# Entries with figure data
==========

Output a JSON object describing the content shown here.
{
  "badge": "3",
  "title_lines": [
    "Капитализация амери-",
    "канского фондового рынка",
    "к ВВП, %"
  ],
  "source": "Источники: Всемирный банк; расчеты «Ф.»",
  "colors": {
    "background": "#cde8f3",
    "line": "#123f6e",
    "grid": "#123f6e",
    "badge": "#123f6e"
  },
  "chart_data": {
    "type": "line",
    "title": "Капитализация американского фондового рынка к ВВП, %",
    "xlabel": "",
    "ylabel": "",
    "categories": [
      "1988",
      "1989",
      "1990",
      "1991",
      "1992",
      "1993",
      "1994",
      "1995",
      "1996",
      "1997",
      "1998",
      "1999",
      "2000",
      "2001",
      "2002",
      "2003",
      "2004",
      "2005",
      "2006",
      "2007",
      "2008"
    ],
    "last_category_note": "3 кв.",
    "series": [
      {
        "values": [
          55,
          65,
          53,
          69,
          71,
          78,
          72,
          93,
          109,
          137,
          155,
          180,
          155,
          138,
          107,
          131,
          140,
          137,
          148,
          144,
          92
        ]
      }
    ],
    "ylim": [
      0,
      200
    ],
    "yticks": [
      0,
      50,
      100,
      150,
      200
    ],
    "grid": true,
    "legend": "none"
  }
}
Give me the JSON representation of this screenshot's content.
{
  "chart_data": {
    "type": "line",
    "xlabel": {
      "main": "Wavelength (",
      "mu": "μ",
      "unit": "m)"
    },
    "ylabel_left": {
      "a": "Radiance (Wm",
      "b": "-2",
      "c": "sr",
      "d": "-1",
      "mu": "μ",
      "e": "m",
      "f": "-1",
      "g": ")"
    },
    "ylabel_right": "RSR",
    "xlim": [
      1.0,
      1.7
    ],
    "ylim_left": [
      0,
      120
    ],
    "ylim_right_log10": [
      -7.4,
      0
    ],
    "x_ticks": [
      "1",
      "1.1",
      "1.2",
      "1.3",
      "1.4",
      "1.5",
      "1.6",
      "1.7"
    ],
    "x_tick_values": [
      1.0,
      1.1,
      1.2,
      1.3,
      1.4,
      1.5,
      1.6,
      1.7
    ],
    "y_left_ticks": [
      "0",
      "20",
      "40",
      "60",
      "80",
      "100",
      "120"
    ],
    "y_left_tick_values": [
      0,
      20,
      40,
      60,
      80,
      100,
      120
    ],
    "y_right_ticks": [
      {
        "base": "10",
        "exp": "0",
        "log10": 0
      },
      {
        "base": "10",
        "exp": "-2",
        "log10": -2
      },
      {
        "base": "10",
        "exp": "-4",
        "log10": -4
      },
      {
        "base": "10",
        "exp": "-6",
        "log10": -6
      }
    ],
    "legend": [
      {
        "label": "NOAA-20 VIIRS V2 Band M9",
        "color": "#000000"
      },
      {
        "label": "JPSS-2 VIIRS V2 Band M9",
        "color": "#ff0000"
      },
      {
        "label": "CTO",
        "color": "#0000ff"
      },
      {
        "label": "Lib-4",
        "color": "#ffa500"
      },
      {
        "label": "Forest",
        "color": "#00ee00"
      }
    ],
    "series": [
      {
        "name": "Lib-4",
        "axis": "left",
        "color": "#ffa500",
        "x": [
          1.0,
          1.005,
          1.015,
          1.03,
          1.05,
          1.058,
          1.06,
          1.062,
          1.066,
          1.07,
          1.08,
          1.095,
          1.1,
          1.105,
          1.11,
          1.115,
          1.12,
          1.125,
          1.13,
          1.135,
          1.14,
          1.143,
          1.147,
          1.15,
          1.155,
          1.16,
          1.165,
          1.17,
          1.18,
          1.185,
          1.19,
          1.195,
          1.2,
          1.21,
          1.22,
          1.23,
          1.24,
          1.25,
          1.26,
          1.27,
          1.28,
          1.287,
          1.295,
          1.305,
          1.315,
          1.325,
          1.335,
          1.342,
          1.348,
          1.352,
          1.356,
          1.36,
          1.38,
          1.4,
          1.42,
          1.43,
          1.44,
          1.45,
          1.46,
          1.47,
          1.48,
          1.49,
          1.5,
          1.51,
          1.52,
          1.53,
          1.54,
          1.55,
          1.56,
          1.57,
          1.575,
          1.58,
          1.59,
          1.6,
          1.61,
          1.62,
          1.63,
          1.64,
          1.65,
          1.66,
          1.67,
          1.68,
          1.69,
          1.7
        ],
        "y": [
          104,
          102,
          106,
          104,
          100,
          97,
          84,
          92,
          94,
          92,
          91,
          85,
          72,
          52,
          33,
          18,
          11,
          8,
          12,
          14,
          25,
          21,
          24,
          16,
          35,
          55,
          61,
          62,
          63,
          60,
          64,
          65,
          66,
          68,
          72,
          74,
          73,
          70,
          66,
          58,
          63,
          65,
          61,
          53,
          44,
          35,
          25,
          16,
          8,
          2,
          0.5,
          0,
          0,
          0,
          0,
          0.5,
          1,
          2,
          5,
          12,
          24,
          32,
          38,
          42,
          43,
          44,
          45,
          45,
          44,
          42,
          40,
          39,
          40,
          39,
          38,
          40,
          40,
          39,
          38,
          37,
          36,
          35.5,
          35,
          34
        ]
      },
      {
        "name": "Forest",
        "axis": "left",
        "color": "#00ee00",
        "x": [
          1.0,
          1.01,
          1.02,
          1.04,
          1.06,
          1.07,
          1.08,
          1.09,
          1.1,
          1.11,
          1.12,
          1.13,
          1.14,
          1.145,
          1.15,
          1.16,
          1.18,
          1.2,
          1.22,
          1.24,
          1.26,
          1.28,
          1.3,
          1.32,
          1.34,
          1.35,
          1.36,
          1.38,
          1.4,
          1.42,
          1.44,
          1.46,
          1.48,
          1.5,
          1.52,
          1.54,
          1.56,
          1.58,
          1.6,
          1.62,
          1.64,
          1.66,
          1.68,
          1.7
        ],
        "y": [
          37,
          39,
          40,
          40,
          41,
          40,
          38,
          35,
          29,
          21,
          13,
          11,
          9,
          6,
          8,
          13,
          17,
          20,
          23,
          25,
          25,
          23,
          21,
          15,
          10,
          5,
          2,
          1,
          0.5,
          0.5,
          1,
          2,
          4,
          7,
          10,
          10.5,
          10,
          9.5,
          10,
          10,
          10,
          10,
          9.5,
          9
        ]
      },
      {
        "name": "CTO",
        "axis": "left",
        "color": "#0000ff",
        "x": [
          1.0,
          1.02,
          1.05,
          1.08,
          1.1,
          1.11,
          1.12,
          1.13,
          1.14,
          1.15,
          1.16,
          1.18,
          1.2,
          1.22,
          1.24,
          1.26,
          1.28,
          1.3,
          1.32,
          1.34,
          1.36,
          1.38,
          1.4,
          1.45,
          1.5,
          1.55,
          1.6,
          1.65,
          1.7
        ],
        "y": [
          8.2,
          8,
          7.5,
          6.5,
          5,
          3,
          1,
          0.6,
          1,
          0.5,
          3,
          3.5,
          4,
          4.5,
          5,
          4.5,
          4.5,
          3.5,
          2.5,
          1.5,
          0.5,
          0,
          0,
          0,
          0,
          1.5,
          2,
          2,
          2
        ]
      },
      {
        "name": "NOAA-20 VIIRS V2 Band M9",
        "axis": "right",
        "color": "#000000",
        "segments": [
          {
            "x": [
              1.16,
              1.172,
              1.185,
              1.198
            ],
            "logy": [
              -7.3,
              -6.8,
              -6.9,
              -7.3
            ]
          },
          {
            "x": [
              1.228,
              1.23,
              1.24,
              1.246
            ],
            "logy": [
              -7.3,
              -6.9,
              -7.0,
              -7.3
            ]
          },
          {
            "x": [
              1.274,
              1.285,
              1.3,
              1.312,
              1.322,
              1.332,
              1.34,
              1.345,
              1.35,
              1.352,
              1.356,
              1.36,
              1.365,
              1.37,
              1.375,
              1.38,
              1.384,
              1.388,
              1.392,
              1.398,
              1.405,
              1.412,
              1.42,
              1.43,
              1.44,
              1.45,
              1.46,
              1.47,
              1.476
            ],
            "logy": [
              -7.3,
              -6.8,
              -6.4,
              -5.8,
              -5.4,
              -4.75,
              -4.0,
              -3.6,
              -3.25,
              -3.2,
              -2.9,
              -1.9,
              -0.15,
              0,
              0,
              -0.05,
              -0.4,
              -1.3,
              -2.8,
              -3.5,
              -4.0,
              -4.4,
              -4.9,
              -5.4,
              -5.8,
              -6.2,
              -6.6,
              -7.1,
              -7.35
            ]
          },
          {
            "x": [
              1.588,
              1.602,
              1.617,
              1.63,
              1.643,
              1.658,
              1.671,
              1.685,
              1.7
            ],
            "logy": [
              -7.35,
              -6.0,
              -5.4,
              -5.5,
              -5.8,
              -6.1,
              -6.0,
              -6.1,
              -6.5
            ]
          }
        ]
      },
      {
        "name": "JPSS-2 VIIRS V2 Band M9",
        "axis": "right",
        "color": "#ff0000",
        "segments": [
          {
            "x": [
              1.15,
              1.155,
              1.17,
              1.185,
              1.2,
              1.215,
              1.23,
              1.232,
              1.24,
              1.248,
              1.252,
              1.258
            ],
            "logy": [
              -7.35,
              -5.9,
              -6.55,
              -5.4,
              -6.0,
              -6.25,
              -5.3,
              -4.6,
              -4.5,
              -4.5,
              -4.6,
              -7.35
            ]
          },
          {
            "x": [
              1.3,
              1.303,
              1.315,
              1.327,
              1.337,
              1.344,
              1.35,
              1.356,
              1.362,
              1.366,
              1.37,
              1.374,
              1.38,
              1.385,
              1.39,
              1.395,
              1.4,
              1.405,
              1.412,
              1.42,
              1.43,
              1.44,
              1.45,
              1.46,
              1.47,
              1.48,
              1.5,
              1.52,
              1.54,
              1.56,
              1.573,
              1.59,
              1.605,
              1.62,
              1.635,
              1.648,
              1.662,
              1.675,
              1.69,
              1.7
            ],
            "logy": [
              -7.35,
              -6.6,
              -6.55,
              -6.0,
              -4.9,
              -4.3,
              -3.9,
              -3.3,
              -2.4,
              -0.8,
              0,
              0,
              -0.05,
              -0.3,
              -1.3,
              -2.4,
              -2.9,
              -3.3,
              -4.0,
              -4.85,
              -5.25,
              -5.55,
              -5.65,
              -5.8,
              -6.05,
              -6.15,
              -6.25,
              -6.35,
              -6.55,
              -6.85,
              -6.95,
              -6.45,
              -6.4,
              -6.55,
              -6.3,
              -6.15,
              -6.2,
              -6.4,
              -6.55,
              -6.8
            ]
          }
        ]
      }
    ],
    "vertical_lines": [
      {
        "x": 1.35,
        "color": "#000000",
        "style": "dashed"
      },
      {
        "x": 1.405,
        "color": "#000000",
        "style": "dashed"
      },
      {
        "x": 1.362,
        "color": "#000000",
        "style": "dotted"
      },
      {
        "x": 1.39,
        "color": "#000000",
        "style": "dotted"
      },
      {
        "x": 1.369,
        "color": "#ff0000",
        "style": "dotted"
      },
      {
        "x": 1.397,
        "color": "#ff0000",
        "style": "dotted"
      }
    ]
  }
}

==========

# Brief
Collect each line of the entries that has the word "рынка", copying it in full.

# Output
    "канского фондового рынка",
    "title": "Капитализация американского фондового рынка к ВВП, %",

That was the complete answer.